AIM:
Give the number of lines below that contain the word "screenshot", and nothing else.
^^^^^^^^^^^^^^^^
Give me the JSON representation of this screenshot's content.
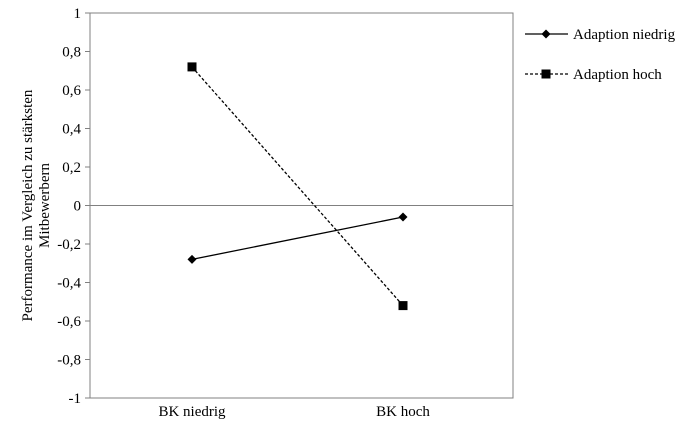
{
  "chart_data": {
    "type": "line",
    "title": "",
    "xlabel": "",
    "ylabel": "Performance im Vergleich zu stärksten Mitbewerbern",
    "ylabel_lines": [
      "Performance im Vergleich zu stärksten",
      "Mitbewerbern"
    ],
    "categories": [
      "BK niedrig",
      "BK hoch"
    ],
    "ylim": [
      -1,
      1
    ],
    "y_ticks": [
      1,
      0.8,
      0.6,
      0.4,
      0.2,
      0,
      -0.2,
      -0.4,
      -0.6,
      -0.8,
      -1
    ],
    "y_tick_labels": [
      "1",
      "0,8",
      "0,6",
      "0,4",
      "0,2",
      "0",
      "-0,2",
      "-0,4",
      "-0,6",
      "-0,8",
      "-1"
    ],
    "zero_line": true,
    "grid": false,
    "legend_position": "right",
    "series": [
      {
        "name": "Adaption niedrig",
        "values": [
          -0.28,
          -0.06
        ],
        "marker": "diamond",
        "line_style": "solid",
        "color": "#000000"
      },
      {
        "name": "Adaption hoch",
        "values": [
          0.72,
          -0.52
        ],
        "marker": "square",
        "line_style": "dashed",
        "color": "#000000"
      }
    ]
  }
}
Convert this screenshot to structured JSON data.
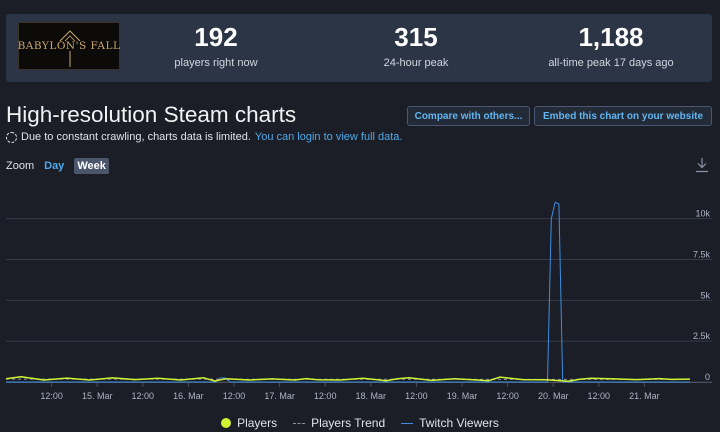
{
  "game": {
    "logo_text": "BABYLON'S FALL"
  },
  "stats": [
    {
      "value": "192",
      "label": "players right now"
    },
    {
      "value": "315",
      "label": "24-hour peak"
    },
    {
      "value": "1,188",
      "label": "all-time peak 17 days ago"
    }
  ],
  "page": {
    "title": "High-resolution Steam charts",
    "compare_label": "Compare with others...",
    "embed_label": "Embed this chart on your website",
    "notice_text": "Due to constant crawling, charts data is limited.",
    "notice_link": "You can login to view full data."
  },
  "zoom": {
    "label": "Zoom",
    "day": "Day",
    "week": "Week",
    "selected": "Week"
  },
  "icons": {
    "download": "download-icon",
    "notice": "dashed-circle-icon"
  },
  "colors": {
    "players": "#d3f234",
    "trend": "#8b93a4",
    "twitch": "#3d8ee0",
    "link": "#4fa8e8"
  },
  "chart_data": {
    "type": "line",
    "x_tick_labels": [
      "12:00",
      "15. Mar",
      "12:00",
      "16. Mar",
      "12:00",
      "17. Mar",
      "12:00",
      "18. Mar",
      "12:00",
      "19. Mar",
      "12:00",
      "20. Mar",
      "12:00",
      "21. Mar"
    ],
    "x_tick_hours": [
      12,
      24,
      36,
      48,
      60,
      72,
      84,
      96,
      108,
      120,
      132,
      144,
      156,
      168
    ],
    "x_range_hours": [
      0,
      180
    ],
    "y_tick_labels": [
      "0",
      "2.5k",
      "5k",
      "7.5k",
      "10k"
    ],
    "y_tick_values": [
      0,
      2500,
      5000,
      7500,
      10000
    ],
    "ylim": [
      0,
      12000
    ],
    "grid": "horizontal",
    "legend_position": "bottom-center",
    "series": [
      {
        "name": "Players",
        "x": [
          0,
          4,
          10,
          16,
          22,
          28,
          34,
          40,
          46,
          52,
          55,
          58,
          64,
          70,
          76,
          79,
          82,
          88,
          94,
          100,
          103,
          106,
          112,
          118,
          124,
          127,
          130,
          136,
          142,
          148,
          151,
          154,
          160,
          166,
          172,
          175,
          180
        ],
        "y": [
          200,
          320,
          120,
          240,
          120,
          250,
          150,
          230,
          120,
          260,
          60,
          200,
          120,
          190,
          120,
          210,
          140,
          120,
          230,
          80,
          200,
          260,
          100,
          200,
          120,
          80,
          300,
          150,
          140,
          40,
          170,
          230,
          190,
          150,
          210,
          160,
          180
        ]
      },
      {
        "name": "Players Trend",
        "x": [
          0,
          30,
          60,
          90,
          120,
          150,
          180
        ],
        "y": [
          180,
          175,
          170,
          170,
          165,
          160,
          165
        ]
      },
      {
        "name": "Twitch Viewers",
        "x": [
          0,
          20,
          40,
          55,
          56.5,
          57.5,
          59,
          80,
          100,
          120,
          140,
          142.5,
          143.5,
          144.5,
          145.5,
          146.5,
          147.5,
          160,
          180
        ],
        "y": [
          0,
          0,
          0,
          0,
          250,
          250,
          0,
          0,
          0,
          0,
          0,
          0,
          10000,
          11000,
          10900,
          0,
          0,
          0,
          0
        ]
      }
    ]
  },
  "legend": {
    "players": "Players",
    "trend": "Players Trend",
    "twitch": "Twitch Viewers"
  }
}
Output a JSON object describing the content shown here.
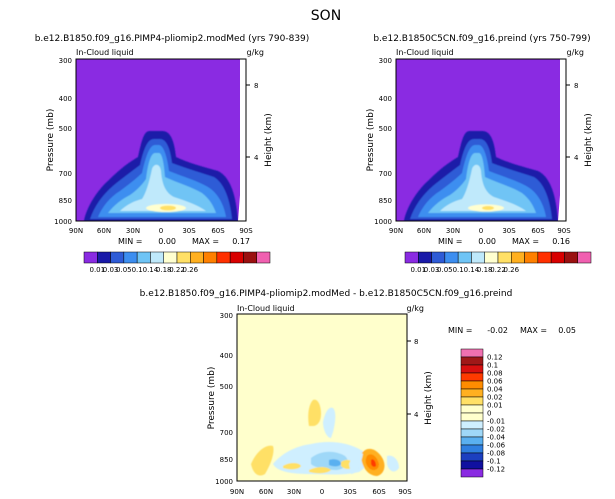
{
  "figure_title": "SON",
  "colors": {
    "background_purple": "#8a2be2",
    "diff_background": "#ffffcc"
  },
  "chart_data": [
    {
      "type": "contour",
      "title": "b.e12.B1850.f09_g16.PIMP4-pliomip2.modMed (yrs 790-839)",
      "subtitle_left": "In-Cloud liquid",
      "subtitle_right": "g/kg",
      "ylabel": "Pressure (mb)",
      "ylabel_right": "Height (km)",
      "xticks": [
        "90N",
        "60N",
        "30N",
        "0",
        "30S",
        "60S",
        "90S"
      ],
      "yticks": [
        "300",
        "400",
        "500",
        "700",
        "850",
        "1000"
      ],
      "yticks_right": [
        "8",
        "4"
      ],
      "stats": {
        "min_label": "MIN =",
        "min": "0.00",
        "max_label": "MAX =",
        "max": "0.17"
      },
      "colorbar": {
        "labels": [
          "0.01",
          "0.03",
          "0.05",
          "0.1",
          "0.14",
          "0.18",
          "0.22",
          "0.26"
        ],
        "fills": [
          "#8a2be2",
          "#1a1aa8",
          "#2e5bd6",
          "#3c8ef0",
          "#6fc4f5",
          "#bfe9fb",
          "#ffffd0",
          "#ffe066",
          "#ffb020",
          "#ff8000",
          "#ff3000",
          "#d80000",
          "#9a1010",
          "#f060b0"
        ]
      }
    },
    {
      "type": "contour",
      "title": "b.e12.B1850C5CN.f09_g16.preind (yrs 750-799)",
      "subtitle_left": "In-Cloud liquid",
      "subtitle_right": "g/kg",
      "ylabel": "Pressure (mb)",
      "ylabel_right": "Height (km)",
      "xticks": [
        "90N",
        "60N",
        "30N",
        "0",
        "30S",
        "60S",
        "90S"
      ],
      "yticks": [
        "300",
        "400",
        "500",
        "700",
        "850",
        "1000"
      ],
      "yticks_right": [
        "8",
        "4"
      ],
      "stats": {
        "min_label": "MIN =",
        "min": "0.00",
        "max_label": "MAX =",
        "max": "0.16"
      },
      "colorbar": {
        "labels": [
          "0.01",
          "0.03",
          "0.05",
          "0.1",
          "0.14",
          "0.18",
          "0.22",
          "0.26"
        ],
        "fills": [
          "#8a2be2",
          "#1a1aa8",
          "#2e5bd6",
          "#3c8ef0",
          "#6fc4f5",
          "#bfe9fb",
          "#ffffd0",
          "#ffe066",
          "#ffb020",
          "#ff8000",
          "#ff3000",
          "#d80000",
          "#9a1010",
          "#f060b0"
        ]
      }
    },
    {
      "type": "contour",
      "title": "b.e12.B1850.f09_g16.PIMP4-pliomip2.modMed - b.e12.B1850C5CN.f09_g16.preind",
      "subtitle_left": "In-Cloud liquid",
      "subtitle_right": "g/kg",
      "ylabel": "Pressure (mb)",
      "ylabel_right": "Height (km)",
      "xticks": [
        "90N",
        "60N",
        "30N",
        "0",
        "30S",
        "60S",
        "90S"
      ],
      "yticks": [
        "300",
        "400",
        "500",
        "700",
        "850",
        "1000"
      ],
      "yticks_right": [
        "8",
        "4"
      ],
      "stats": {
        "min_label": "MIN =",
        "min": "-0.02",
        "max_label": "MAX =",
        "max": "0.05"
      },
      "colorbar": {
        "labels": [
          "0.12",
          "0.1",
          "0.08",
          "0.06",
          "0.04",
          "0.02",
          "0.01",
          "0",
          "-0.01",
          "-0.02",
          "-0.04",
          "-0.06",
          "-0.08",
          "-0.1",
          "-0.12"
        ],
        "fills": [
          "#f070b0",
          "#a01818",
          "#d81010",
          "#ff3a00",
          "#ff8c00",
          "#ffb020",
          "#ffe066",
          "#ffffcc",
          "#ffffcc",
          "#cfefff",
          "#9fd8f8",
          "#5ab0f0",
          "#2f7fe0",
          "#1c3fc0",
          "#1010a0",
          "#8a2be2"
        ]
      }
    }
  ]
}
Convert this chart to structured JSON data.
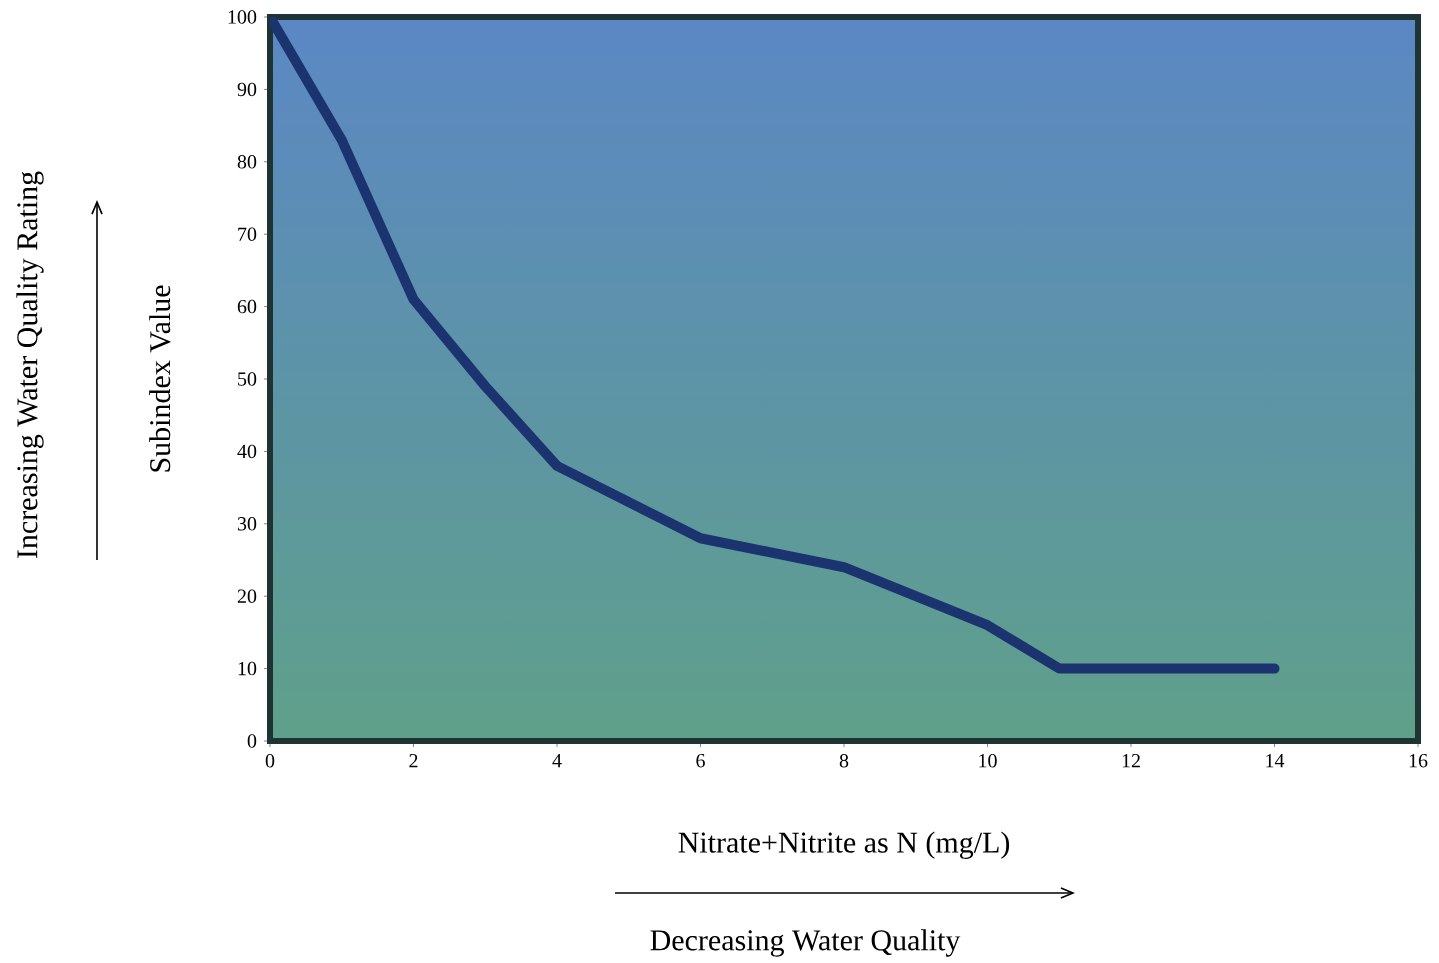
{
  "chart_data": {
    "type": "line",
    "xlabel": "Nitrate+Nitrite as N (mg/L)",
    "ylabel": "Subindex Value",
    "annotations": [
      "Increasing Water Quality Rating",
      "Decreasing Water Quality"
    ],
    "x": [
      0,
      1,
      2,
      3,
      4,
      6,
      8,
      9,
      10,
      11,
      14
    ],
    "series": [
      {
        "color": "#1b3470",
        "values": [
          100,
          83,
          61,
          49,
          38,
          28,
          24,
          20,
          16,
          10,
          10
        ]
      }
    ],
    "xlim": [
      0,
      16
    ],
    "ylim": [
      0,
      100
    ],
    "xticks": [
      0,
      2,
      4,
      6,
      8,
      10,
      12,
      14,
      16
    ],
    "yticks": [
      0,
      10,
      20,
      30,
      40,
      50,
      60,
      70,
      80,
      90,
      100
    ],
    "grid": false,
    "marker": "none",
    "line_style": "solid"
  }
}
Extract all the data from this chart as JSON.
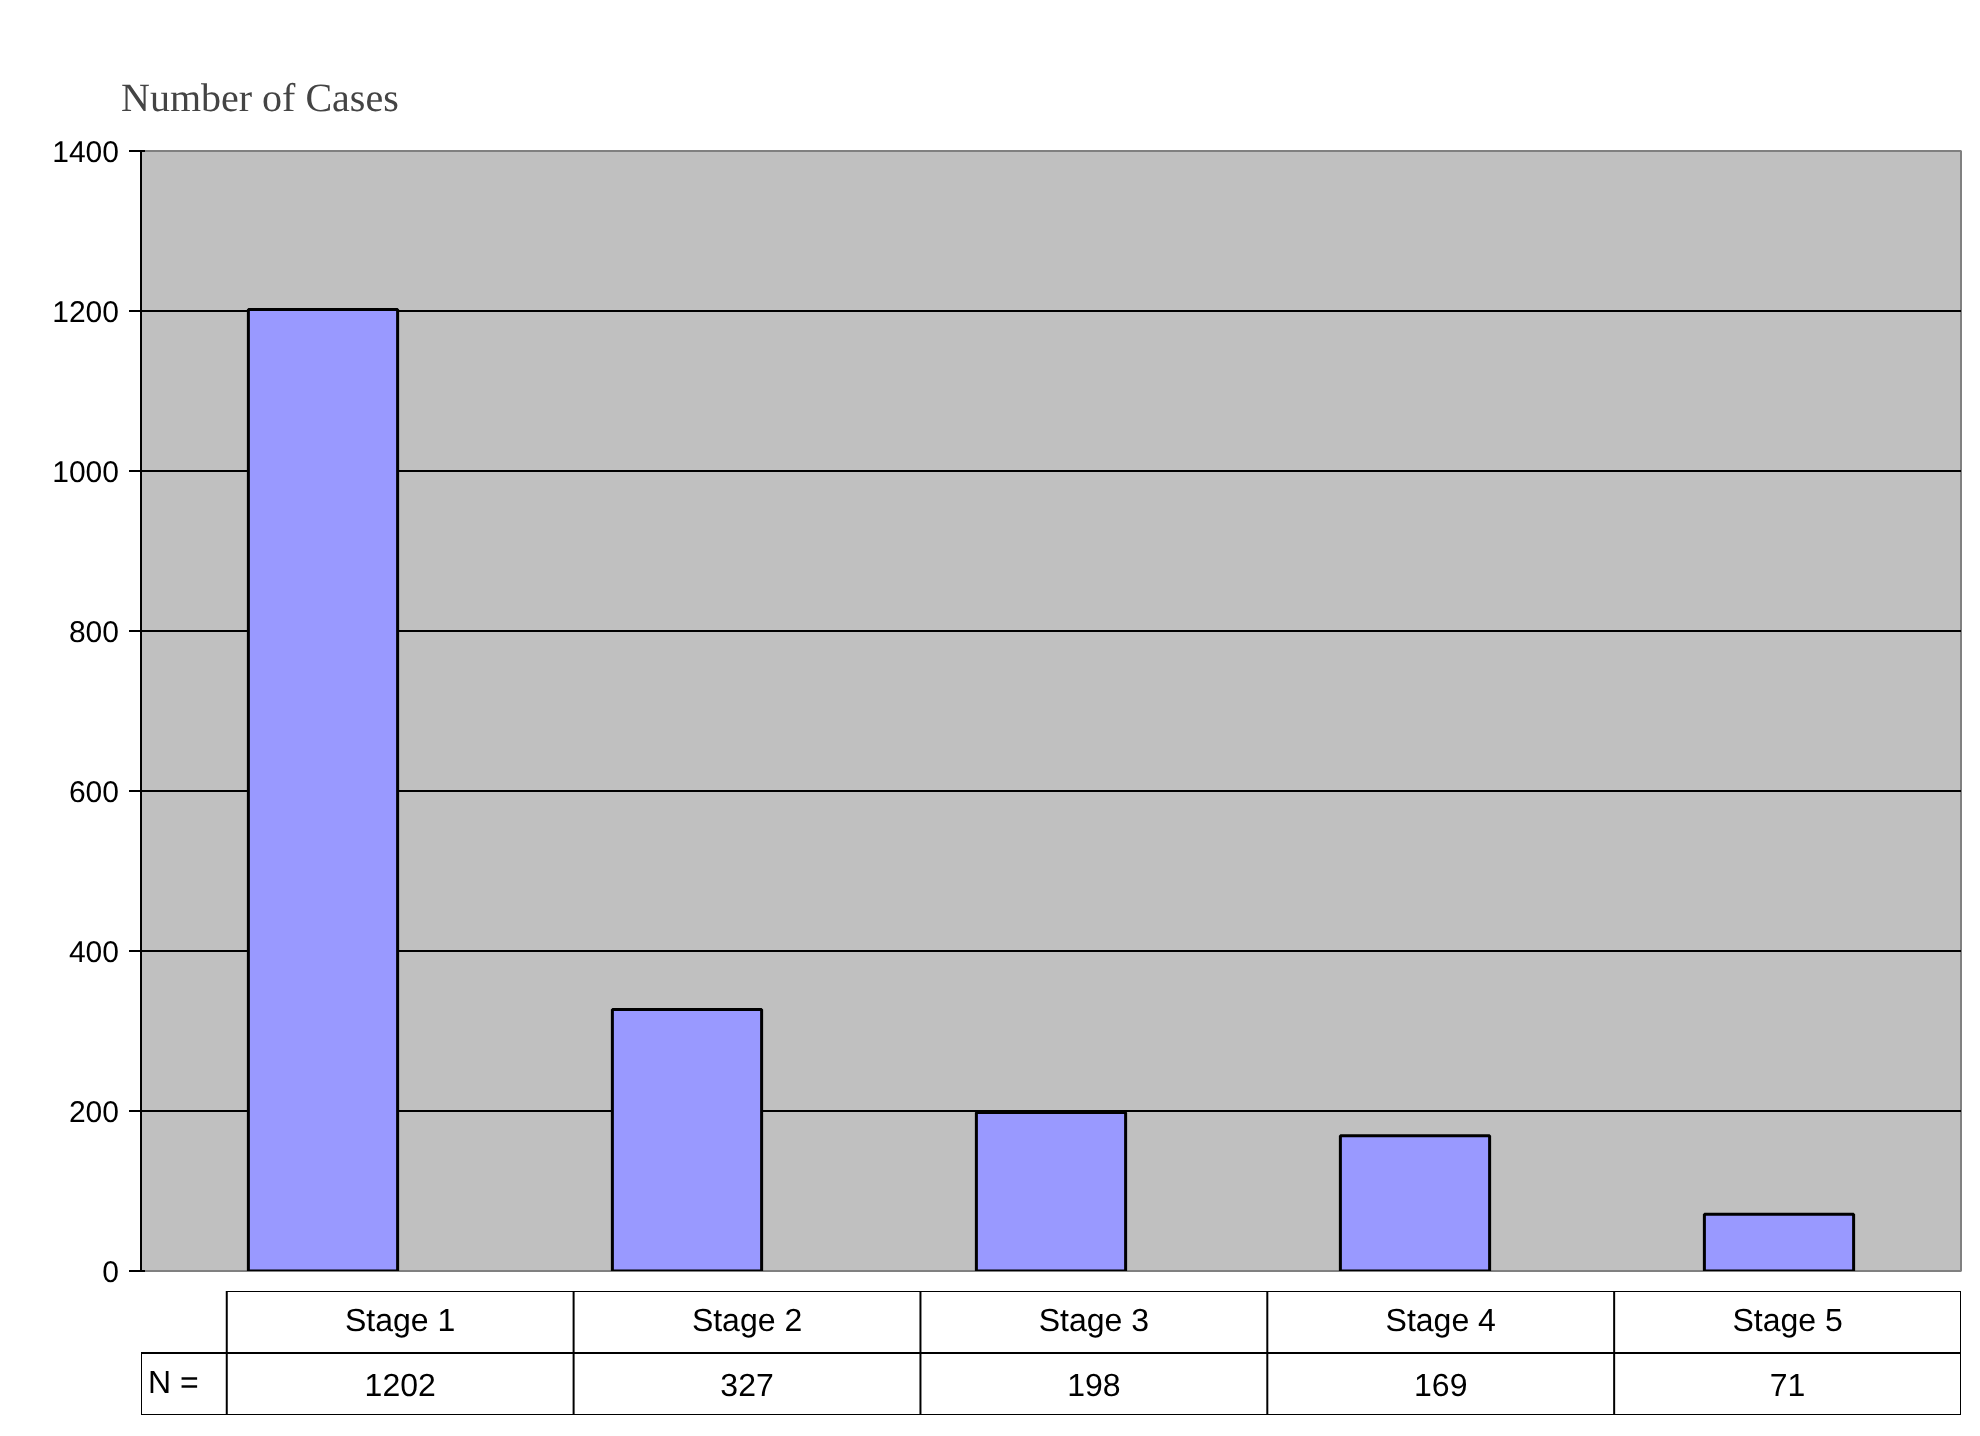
^^^^^^^^^^^^^^^^
ANSWER:
2